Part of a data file

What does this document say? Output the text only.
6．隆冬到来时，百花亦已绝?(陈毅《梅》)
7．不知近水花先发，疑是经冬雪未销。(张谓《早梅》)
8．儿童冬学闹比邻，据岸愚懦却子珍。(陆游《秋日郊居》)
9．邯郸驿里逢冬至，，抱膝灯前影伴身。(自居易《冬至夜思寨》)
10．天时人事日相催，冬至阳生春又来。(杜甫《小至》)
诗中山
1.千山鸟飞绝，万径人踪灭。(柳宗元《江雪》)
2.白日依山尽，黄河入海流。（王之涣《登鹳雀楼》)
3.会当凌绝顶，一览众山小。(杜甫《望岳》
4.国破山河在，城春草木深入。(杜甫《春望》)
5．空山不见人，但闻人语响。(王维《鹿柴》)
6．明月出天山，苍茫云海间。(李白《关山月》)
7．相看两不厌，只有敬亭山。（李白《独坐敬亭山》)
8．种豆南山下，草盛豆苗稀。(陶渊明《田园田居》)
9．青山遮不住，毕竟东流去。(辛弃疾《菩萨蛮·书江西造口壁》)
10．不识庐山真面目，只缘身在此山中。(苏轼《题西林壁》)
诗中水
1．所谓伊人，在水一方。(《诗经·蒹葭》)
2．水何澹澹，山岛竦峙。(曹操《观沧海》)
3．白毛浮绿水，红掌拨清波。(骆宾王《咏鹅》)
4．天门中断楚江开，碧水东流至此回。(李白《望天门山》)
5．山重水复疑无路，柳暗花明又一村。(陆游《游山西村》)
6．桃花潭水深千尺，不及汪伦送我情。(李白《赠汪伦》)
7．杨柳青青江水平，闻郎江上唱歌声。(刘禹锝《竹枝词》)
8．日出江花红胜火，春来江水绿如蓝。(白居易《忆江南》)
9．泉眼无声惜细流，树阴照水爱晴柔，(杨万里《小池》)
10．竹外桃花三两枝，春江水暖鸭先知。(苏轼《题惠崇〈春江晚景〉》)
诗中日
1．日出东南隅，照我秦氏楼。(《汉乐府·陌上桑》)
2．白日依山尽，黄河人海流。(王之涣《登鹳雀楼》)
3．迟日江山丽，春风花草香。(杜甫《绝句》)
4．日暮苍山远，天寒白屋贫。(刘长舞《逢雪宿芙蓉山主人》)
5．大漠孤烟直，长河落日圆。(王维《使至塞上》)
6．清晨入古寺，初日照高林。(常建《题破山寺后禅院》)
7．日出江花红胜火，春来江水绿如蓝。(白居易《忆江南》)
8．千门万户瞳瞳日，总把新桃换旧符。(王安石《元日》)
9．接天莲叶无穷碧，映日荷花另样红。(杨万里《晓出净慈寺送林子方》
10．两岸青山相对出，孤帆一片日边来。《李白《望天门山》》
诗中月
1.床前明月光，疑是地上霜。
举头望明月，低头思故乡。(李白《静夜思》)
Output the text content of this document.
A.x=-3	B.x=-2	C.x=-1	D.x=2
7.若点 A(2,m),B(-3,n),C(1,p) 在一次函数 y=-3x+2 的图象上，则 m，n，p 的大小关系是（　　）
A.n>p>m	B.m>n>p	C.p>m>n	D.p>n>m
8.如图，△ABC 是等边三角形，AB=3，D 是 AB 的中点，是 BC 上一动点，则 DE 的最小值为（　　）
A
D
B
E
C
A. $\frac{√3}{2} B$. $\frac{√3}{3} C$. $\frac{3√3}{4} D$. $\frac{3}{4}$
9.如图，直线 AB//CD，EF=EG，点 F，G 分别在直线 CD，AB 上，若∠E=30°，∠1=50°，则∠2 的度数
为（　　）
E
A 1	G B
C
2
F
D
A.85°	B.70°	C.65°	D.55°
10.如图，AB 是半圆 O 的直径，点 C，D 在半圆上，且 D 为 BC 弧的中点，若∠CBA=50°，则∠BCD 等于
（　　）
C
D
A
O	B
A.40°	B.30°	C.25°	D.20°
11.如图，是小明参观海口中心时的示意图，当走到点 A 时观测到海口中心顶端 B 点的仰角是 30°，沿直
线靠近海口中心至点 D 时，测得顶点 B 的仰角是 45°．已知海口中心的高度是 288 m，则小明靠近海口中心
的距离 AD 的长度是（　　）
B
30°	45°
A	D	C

Set exercise: Compute the number of lines above that contain the string "Output". Reply with that value only.

Answer for this exercise: 2